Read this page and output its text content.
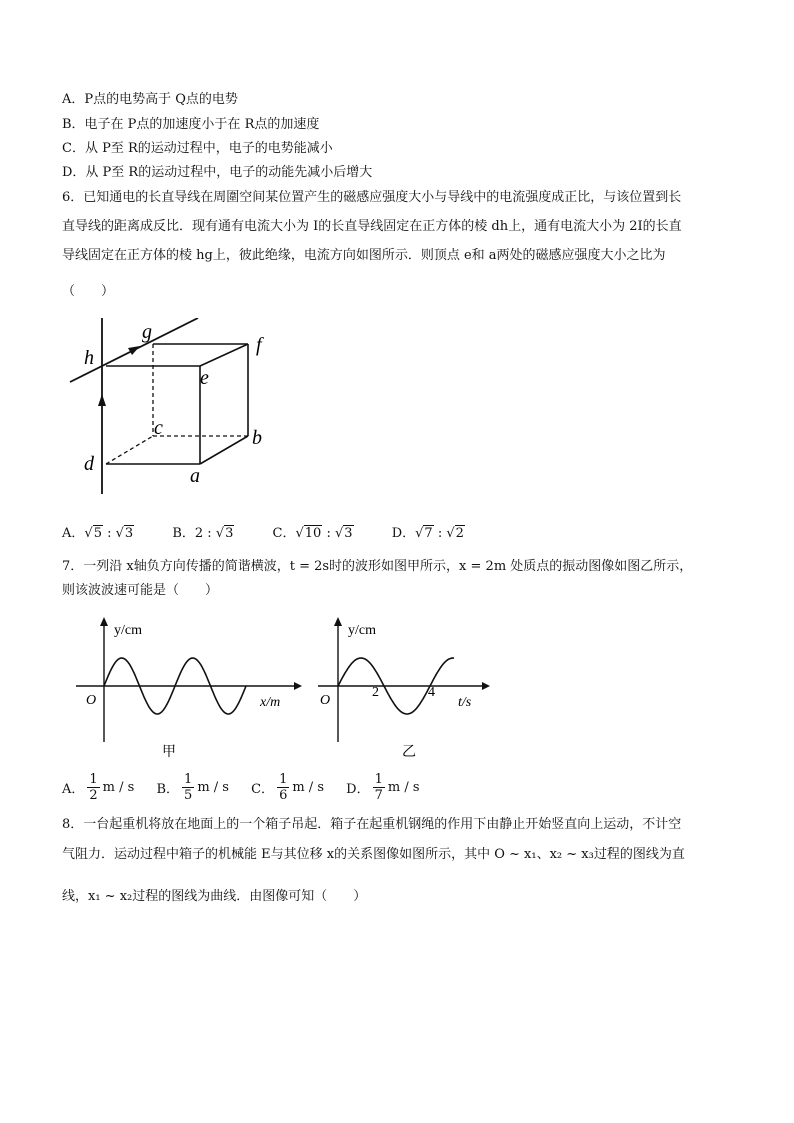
A．P点的电势高于 Q点的电势
B．电子在 P点的加速度小于在 R点的加速度
C．从 P至 R的运动过程中，电子的电势能减小
D．从 P至 R的运动过程中，电子的动能先减小后增大
6．已知通电的长直导线在周圍空间某位置产生的磁感应强度大小与导线中的电流强度成正比，与该位置到长
直导线的距离成反比．现有通有电流大小为 I的长直导线固定在正方体的棱 dh上，通有电流大小为 2I的长直
导线固定在正方体的棱 hg上，彼此绝缘，电流方向如图所示．则顶点 e和 a两处的磁感应强度大小之比为
（　　）
h
g
f
e
c	b
d
a
A．√5 : √3	B．2 : √3	C．√10 : √3	D．√7 : √2
7．一列沿 x轴负方向传播的简谐横波，t = 2s时的波形如图甲所示，x = 2m 处质点的振动图像如图乙所示，
则该波波速可能是（　　）
y/cm
O	x/m
甲
y/cm
O
2	4
t/s
乙
A． $\frac{1}{2}$ m / s B． $\frac{1}{5}$ m / s C． $\frac{1}{6}$ m / s D． $\frac{1}{7}$ m / s
8．一台起重机将放在地面上的一个箱子吊起．箱子在起重机钢绳的作用下由静止开始竖直向上运动，不计空
气阻力．运动过程中箱子的机械能 E与其位移 x的关系图像如图所示，其中 O ~ x₁、x₂ ~ x₃过程的图线为直
线，x₁ ~ x₂过程的图线为曲线．由图像可知（　　）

# What you are asked to do
Your task is to reproduce all of the material exactly. The pictures stay out.

# Complete response
Read this page and output its text content.
A．P点的电势高于 Q点的电势
B．电子在 P点的加速度小于在 R点的加速度
C．从 P至 R的运动过程中，电子的电势能减小
D．从 P至 R的运动过程中，电子的动能先减小后增大
6．已知通电的长直导线在周圍空间某位置产生的磁感应强度大小与导线中的电流强度成正比，与该位置到长
直导线的距离成反比．现有通有电流大小为 I的长直导线固定在正方体的棱 dh上，通有电流大小为 2I的长直
导线固定在正方体的棱 hg上，彼此绝缘，电流方向如图所示．则顶点 e和 a两处的磁感应强度大小之比为
（　　）
h
g
f
e
c	b
d
a
A．√5 : √3	B．2 : √3	C．√10 : √3	D．√7 : √2
7．一列沿 x轴负方向传播的简谐横波，t = 2s时的波形如图甲所示，x = 2m 处质点的振动图像如图乙所示，
则该波波速可能是（　　）
y/cm
O	x/m
甲
y/cm
O
2	4
t/s
乙
A． $\frac{1}{2}$ m / s B． $\frac{1}{5}$ m / s C． $\frac{1}{6}$ m / s D． $\frac{1}{7}$ m / s
8．一台起重机将放在地面上的一个箱子吊起．箱子在起重机钢绳的作用下由静止开始竖直向上运动，不计空
气阻力．运动过程中箱子的机械能 E与其位移 x的关系图像如图所示，其中 O ~ x₁、x₂ ~ x₃过程的图线为直
线，x₁ ~ x₂过程的图线为曲线．由图像可知（　　）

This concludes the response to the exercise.